■ Element position data
---+---
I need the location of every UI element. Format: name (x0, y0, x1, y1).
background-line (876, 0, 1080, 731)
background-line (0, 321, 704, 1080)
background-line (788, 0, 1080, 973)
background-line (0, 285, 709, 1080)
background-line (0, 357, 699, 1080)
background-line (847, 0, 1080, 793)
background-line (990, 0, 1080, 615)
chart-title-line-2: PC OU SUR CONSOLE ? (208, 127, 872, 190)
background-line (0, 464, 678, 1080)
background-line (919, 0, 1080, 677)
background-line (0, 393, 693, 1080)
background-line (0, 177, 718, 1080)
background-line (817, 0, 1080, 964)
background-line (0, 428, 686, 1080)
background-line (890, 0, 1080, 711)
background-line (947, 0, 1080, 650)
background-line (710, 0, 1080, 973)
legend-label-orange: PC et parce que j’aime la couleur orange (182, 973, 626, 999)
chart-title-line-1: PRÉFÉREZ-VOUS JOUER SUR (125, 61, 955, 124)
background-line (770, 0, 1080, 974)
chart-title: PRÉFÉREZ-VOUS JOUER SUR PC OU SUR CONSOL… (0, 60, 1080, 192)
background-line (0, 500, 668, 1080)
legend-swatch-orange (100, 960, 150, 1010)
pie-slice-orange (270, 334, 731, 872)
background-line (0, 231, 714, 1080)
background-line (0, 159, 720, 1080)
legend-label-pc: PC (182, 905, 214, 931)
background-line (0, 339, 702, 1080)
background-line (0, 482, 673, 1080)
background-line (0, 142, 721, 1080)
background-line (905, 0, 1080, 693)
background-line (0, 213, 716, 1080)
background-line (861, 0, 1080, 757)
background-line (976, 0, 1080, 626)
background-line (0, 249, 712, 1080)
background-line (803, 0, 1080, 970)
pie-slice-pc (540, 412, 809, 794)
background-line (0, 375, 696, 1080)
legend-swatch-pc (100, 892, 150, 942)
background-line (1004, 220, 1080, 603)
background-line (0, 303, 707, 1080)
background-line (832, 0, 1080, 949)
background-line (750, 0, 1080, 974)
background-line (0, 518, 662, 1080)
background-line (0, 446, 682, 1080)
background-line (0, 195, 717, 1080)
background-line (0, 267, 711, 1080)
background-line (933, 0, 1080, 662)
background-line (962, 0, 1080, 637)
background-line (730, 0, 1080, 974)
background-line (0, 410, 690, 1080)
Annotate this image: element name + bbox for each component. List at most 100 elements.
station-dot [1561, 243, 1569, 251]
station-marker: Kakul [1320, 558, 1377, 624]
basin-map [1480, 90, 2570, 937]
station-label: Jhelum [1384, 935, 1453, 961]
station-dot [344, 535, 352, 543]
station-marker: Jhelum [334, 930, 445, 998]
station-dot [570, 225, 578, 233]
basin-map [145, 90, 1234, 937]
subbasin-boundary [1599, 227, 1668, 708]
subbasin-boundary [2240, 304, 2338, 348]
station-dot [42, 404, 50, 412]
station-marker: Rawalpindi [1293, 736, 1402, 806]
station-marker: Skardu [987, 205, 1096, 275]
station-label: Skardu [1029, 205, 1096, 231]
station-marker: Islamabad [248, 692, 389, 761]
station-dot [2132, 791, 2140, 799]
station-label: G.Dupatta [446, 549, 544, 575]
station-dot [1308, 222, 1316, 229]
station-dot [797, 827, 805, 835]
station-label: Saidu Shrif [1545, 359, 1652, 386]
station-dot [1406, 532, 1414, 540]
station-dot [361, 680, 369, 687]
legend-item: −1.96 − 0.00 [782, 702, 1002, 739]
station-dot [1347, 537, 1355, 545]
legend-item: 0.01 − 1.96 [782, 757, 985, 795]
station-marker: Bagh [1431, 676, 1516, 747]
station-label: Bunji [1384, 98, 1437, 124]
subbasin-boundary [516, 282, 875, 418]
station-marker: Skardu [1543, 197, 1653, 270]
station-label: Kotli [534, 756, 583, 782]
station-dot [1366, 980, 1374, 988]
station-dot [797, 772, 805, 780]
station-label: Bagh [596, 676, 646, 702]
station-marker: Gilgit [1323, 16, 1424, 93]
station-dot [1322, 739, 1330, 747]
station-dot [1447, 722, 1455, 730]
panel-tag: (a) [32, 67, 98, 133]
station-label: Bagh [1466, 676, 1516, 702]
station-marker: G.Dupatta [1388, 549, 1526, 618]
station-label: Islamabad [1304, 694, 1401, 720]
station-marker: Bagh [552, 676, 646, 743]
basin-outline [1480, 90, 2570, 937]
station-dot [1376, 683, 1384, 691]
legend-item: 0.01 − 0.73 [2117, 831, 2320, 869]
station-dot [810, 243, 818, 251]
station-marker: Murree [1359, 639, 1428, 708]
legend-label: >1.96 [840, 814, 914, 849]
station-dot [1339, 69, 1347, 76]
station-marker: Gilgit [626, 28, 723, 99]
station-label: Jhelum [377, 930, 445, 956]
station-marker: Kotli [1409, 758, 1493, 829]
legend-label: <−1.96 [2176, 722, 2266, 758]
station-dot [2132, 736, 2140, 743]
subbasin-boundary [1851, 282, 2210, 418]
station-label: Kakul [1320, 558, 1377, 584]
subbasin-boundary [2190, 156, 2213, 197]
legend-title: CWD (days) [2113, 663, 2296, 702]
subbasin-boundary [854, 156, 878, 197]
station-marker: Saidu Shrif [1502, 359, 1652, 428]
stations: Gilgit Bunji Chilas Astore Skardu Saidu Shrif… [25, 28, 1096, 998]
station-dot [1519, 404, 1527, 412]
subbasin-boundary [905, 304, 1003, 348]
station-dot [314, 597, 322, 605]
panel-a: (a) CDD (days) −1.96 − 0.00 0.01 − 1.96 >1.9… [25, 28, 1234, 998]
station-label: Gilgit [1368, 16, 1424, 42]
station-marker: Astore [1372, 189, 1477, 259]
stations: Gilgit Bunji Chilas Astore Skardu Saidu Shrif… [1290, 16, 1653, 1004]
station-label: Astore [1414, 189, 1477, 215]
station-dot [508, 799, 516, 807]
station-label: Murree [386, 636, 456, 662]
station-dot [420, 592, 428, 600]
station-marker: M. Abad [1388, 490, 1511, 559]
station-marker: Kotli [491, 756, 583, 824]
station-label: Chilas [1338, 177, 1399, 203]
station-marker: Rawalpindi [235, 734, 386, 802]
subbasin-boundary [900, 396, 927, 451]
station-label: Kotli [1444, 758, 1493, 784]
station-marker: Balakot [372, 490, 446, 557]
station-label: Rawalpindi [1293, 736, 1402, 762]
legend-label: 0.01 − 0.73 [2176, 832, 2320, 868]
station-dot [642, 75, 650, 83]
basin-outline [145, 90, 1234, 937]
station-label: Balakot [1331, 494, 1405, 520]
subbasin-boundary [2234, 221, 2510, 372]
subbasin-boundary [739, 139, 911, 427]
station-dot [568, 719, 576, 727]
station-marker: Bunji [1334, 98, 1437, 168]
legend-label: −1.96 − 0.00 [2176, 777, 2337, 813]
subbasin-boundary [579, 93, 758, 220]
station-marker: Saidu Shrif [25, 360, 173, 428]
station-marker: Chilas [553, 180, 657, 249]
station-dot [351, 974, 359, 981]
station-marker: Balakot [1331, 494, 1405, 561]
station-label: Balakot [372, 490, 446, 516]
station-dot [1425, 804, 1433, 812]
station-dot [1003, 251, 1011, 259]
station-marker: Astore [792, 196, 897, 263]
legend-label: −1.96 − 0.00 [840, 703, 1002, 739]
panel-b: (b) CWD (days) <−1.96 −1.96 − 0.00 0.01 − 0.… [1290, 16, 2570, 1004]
---+---
■ EXERCISE REQUIREMENTS
Rewrite the records above with every "background-line" swapped for "backdrop-line", keeping all other text unchanged.

■ TASK RESPONSE
I need the location of every UI element. Format: name (x0, y0, x1, y1).
backdrop-line (876, 0, 1080, 731)
backdrop-line (0, 321, 704, 1080)
backdrop-line (788, 0, 1080, 973)
backdrop-line (0, 285, 709, 1080)
backdrop-line (0, 357, 699, 1080)
backdrop-line (847, 0, 1080, 793)
backdrop-line (990, 0, 1080, 615)
chart-title-line-2: PC OU SUR CONSOLE ? (208, 127, 872, 190)
backdrop-line (0, 464, 678, 1080)
backdrop-line (919, 0, 1080, 677)
backdrop-line (0, 393, 693, 1080)
backdrop-line (0, 177, 718, 1080)
backdrop-line (817, 0, 1080, 964)
backdrop-line (0, 428, 686, 1080)
backdrop-line (890, 0, 1080, 711)
backdrop-line (947, 0, 1080, 650)
backdrop-line (710, 0, 1080, 973)
legend-label-orange: PC et parce que j’aime la couleur orange (182, 973, 626, 999)
chart-title-line-1: PRÉFÉREZ-VOUS JOUER SUR (125, 61, 955, 124)
backdrop-line (770, 0, 1080, 974)
chart-title: PRÉFÉREZ-VOUS JOUER SUR PC OU SUR CONSOL… (0, 60, 1080, 192)
backdrop-line (0, 500, 668, 1080)
legend-swatch-orange (100, 960, 150, 1010)
pie-slice-orange (270, 334, 731, 872)
backdrop-line (0, 231, 714, 1080)
backdrop-line (0, 159, 720, 1080)
legend-label-pc: PC (182, 905, 214, 931)
backdrop-line (0, 339, 702, 1080)
backdrop-line (0, 482, 673, 1080)
backdrop-line (0, 142, 721, 1080)
backdrop-line (905, 0, 1080, 693)
backdrop-line (0, 213, 716, 1080)
backdrop-line (861, 0, 1080, 757)
backdrop-line (976, 0, 1080, 626)
backdrop-line (0, 249, 712, 1080)
backdrop-line (803, 0, 1080, 970)
pie-slice-pc (540, 412, 809, 794)
backdrop-line (0, 375, 696, 1080)
legend-swatch-pc (100, 892, 150, 942)
backdrop-line (1004, 220, 1080, 603)
backdrop-line (0, 303, 707, 1080)
backdrop-line (832, 0, 1080, 949)
backdrop-line (750, 0, 1080, 974)
backdrop-line (0, 518, 662, 1080)
backdrop-line (0, 446, 682, 1080)
backdrop-line (0, 195, 717, 1080)
backdrop-line (0, 267, 711, 1080)
backdrop-line (933, 0, 1080, 662)
backdrop-line (962, 0, 1080, 637)
backdrop-line (730, 0, 1080, 974)
backdrop-line (0, 410, 690, 1080)
Annotate this image: element name + bbox for each component. List at most 100 elements.
station-dot [1561, 243, 1569, 251]
station-marker: Kakul [1320, 558, 1377, 624]
basin-map [1480, 90, 2570, 937]
station-label: Jhelum [1384, 935, 1453, 961]
station-dot [344, 535, 352, 543]
station-marker: Jhelum [334, 930, 445, 998]
station-dot [570, 225, 578, 233]
basin-map [145, 90, 1234, 937]
subbasin-boundary [1599, 227, 1668, 708]
subbasin-boundary [2240, 304, 2338, 348]
station-dot [42, 404, 50, 412]
station-marker: Rawalpindi [1293, 736, 1402, 806]
station-marker: Skardu [987, 205, 1096, 275]
station-label: Skardu [1029, 205, 1096, 231]
station-marker: Islamabad [248, 692, 389, 761]
station-dot [2132, 791, 2140, 799]
station-label: G.Dupatta [446, 549, 544, 575]
station-dot [1308, 222, 1316, 229]
station-dot [797, 827, 805, 835]
station-label: Saidu Shrif [1545, 359, 1652, 386]
station-dot [1406, 532, 1414, 540]
station-dot [361, 680, 369, 687]
legend-item: −1.96 − 0.00 [782, 702, 1002, 739]
station-dot [1347, 537, 1355, 545]
legend-item: 0.01 − 1.96 [782, 757, 985, 795]
station-marker: Bagh [1431, 676, 1516, 747]
station-label: Bunji [1384, 98, 1437, 124]
subbasin-boundary [516, 282, 875, 418]
station-marker: Skardu [1543, 197, 1653, 270]
station-label: Kotli [534, 756, 583, 782]
station-dot [1366, 980, 1374, 988]
station-dot [797, 772, 805, 780]
station-label: Bagh [596, 676, 646, 702]
station-marker: Gilgit [1323, 16, 1424, 93]
station-dot [1322, 739, 1330, 747]
station-dot [1447, 722, 1455, 730]
panel-tag: (a) [32, 67, 98, 133]
station-label: Bagh [1466, 676, 1516, 702]
station-marker: G.Dupatta [1388, 549, 1526, 618]
station-label: Islamabad [1304, 694, 1401, 720]
station-marker: Bagh [552, 676, 646, 743]
basin-outline [1480, 90, 2570, 937]
station-dot [1376, 683, 1384, 691]
legend-item: 0.01 − 0.73 [2117, 831, 2320, 869]
station-dot [810, 243, 818, 251]
station-marker: Murree [1359, 639, 1428, 708]
legend-label: >1.96 [840, 814, 914, 849]
station-dot [1339, 69, 1347, 76]
station-marker: Gilgit [626, 28, 723, 99]
station-label: Jhelum [377, 930, 445, 956]
station-marker: Kotli [1409, 758, 1493, 829]
legend-label: <−1.96 [2176, 722, 2266, 758]
station-dot [2132, 736, 2140, 743]
subbasin-boundary [1851, 282, 2210, 418]
station-label: Kakul [1320, 558, 1377, 584]
subbasin-boundary [2190, 156, 2213, 197]
legend-title: CWD (days) [2113, 663, 2296, 702]
subbasin-boundary [854, 156, 878, 197]
station-marker: Saidu Shrif [1502, 359, 1652, 428]
stations: Gilgit Bunji Chilas Astore Skardu Saidu Shrif… [25, 28, 1096, 998]
station-dot [1519, 404, 1527, 412]
subbasin-boundary [905, 304, 1003, 348]
station-dot [314, 597, 322, 605]
panel-a: (a) CDD (days) −1.96 − 0.00 0.01 − 1.96 >1.9… [25, 28, 1234, 998]
station-label: Gilgit [1368, 16, 1424, 42]
station-marker: Astore [1372, 189, 1477, 259]
stations: Gilgit Bunji Chilas Astore Skardu Saidu Shrif… [1290, 16, 1653, 1004]
station-label: Astore [1414, 189, 1477, 215]
station-dot [508, 799, 516, 807]
station-label: Murree [386, 636, 456, 662]
station-dot [420, 592, 428, 600]
station-marker: M. Abad [1388, 490, 1511, 559]
station-marker: Kotli [491, 756, 583, 824]
station-label: Chilas [1338, 177, 1399, 203]
station-marker: Rawalpindi [235, 734, 386, 802]
subbasin-boundary [900, 396, 927, 451]
station-label: Kotli [1444, 758, 1493, 784]
station-marker: Balakot [372, 490, 446, 557]
station-label: Rawalpindi [1293, 736, 1402, 762]
legend-label: 0.01 − 0.73 [2176, 832, 2320, 868]
station-dot [642, 75, 650, 83]
basin-outline [145, 90, 1234, 937]
station-label: Balakot [1331, 494, 1405, 520]
subbasin-boundary [2234, 221, 2510, 372]
subbasin-boundary [739, 139, 911, 427]
station-dot [568, 719, 576, 727]
station-marker: Bunji [1334, 98, 1437, 168]
legend-label: −1.96 − 0.00 [2176, 777, 2337, 813]
subbasin-boundary [579, 93, 758, 220]
station-marker: Saidu Shrif [25, 360, 173, 428]
station-marker: Chilas [553, 180, 657, 249]
station-dot [351, 974, 359, 981]
station-marker: Balakot [1331, 494, 1405, 561]
station-label: Balakot [372, 490, 446, 516]
station-dot [1425, 804, 1433, 812]
station-dot [1003, 251, 1011, 259]
station-marker: Astore [792, 196, 897, 263]
legend-label: −1.96 − 0.00 [840, 703, 1002, 739]
panel-b: (b) CWD (days) <−1.96 −1.96 − 0.00 0.01 − 0.… [1290, 16, 2570, 1004]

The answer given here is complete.